§ Extracts from a graphics dataset:
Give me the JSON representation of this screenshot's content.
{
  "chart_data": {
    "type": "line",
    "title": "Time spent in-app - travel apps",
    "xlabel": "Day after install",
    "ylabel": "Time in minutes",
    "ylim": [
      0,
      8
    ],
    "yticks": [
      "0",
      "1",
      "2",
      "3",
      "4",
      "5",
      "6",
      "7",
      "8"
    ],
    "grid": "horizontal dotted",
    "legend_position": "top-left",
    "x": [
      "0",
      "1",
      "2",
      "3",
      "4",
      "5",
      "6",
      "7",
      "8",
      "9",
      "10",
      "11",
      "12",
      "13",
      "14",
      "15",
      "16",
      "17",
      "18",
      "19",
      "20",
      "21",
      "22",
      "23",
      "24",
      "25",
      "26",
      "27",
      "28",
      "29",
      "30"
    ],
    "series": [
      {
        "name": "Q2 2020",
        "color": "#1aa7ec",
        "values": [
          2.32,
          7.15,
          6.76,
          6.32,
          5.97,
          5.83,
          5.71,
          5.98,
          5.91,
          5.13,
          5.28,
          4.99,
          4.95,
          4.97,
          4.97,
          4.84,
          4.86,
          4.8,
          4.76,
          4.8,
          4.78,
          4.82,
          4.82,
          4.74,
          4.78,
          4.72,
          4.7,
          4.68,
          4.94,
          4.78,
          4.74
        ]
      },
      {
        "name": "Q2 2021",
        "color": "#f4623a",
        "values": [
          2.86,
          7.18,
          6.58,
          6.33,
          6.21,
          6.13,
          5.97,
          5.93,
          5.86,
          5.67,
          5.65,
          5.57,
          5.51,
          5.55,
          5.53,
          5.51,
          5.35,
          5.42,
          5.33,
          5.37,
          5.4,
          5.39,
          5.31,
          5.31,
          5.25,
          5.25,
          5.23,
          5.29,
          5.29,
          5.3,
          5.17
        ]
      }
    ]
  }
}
...
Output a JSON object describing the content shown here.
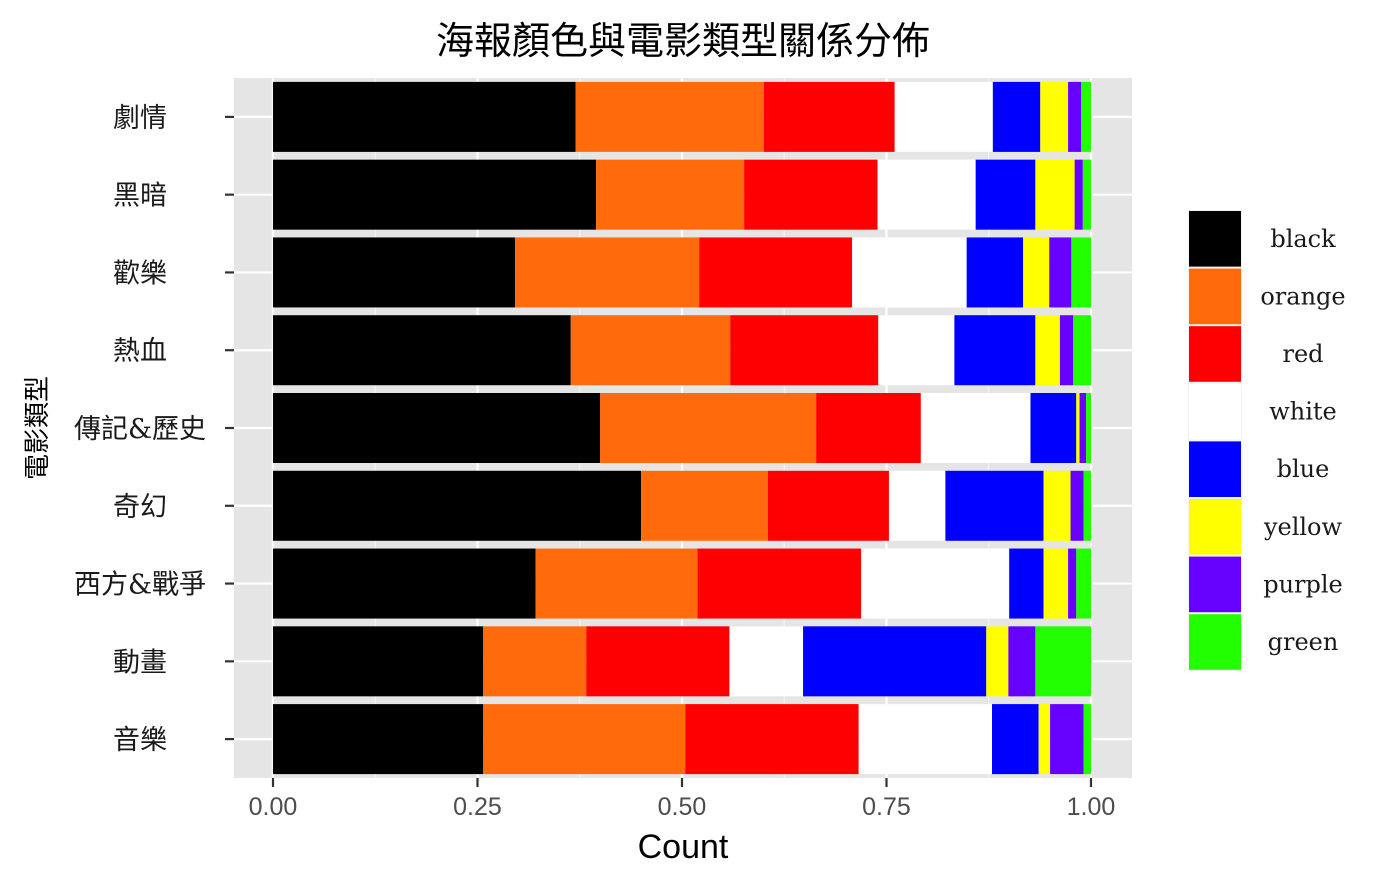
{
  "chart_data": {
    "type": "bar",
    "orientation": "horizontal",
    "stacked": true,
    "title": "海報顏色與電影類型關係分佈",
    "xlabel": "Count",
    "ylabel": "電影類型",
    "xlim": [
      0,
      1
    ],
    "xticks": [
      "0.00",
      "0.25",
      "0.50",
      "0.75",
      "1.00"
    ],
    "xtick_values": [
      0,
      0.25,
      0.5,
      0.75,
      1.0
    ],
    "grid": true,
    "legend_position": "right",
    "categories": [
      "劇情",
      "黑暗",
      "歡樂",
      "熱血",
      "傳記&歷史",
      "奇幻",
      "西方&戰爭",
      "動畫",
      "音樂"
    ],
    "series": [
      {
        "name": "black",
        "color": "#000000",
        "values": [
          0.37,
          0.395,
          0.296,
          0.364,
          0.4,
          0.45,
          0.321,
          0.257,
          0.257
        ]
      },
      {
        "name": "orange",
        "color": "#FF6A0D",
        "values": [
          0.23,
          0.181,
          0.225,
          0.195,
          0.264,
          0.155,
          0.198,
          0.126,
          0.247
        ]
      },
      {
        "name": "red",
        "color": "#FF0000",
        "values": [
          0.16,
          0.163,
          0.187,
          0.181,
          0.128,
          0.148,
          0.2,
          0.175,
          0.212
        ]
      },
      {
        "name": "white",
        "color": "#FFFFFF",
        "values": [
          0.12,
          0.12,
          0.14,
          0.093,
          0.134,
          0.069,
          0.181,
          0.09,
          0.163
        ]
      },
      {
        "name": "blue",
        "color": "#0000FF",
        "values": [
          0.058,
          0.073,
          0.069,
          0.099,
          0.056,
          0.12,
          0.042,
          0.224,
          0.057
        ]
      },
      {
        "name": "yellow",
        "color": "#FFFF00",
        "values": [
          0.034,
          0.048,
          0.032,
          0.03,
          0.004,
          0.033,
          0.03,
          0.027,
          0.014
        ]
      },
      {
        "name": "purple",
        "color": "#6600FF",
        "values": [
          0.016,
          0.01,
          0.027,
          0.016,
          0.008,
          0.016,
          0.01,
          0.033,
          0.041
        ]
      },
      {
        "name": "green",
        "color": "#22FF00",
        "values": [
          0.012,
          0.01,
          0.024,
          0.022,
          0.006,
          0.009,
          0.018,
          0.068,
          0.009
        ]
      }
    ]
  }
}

§ What you need to do: Only a number is wanted: how many lines of the data above contain "content"?

§ Result for this exercise: 2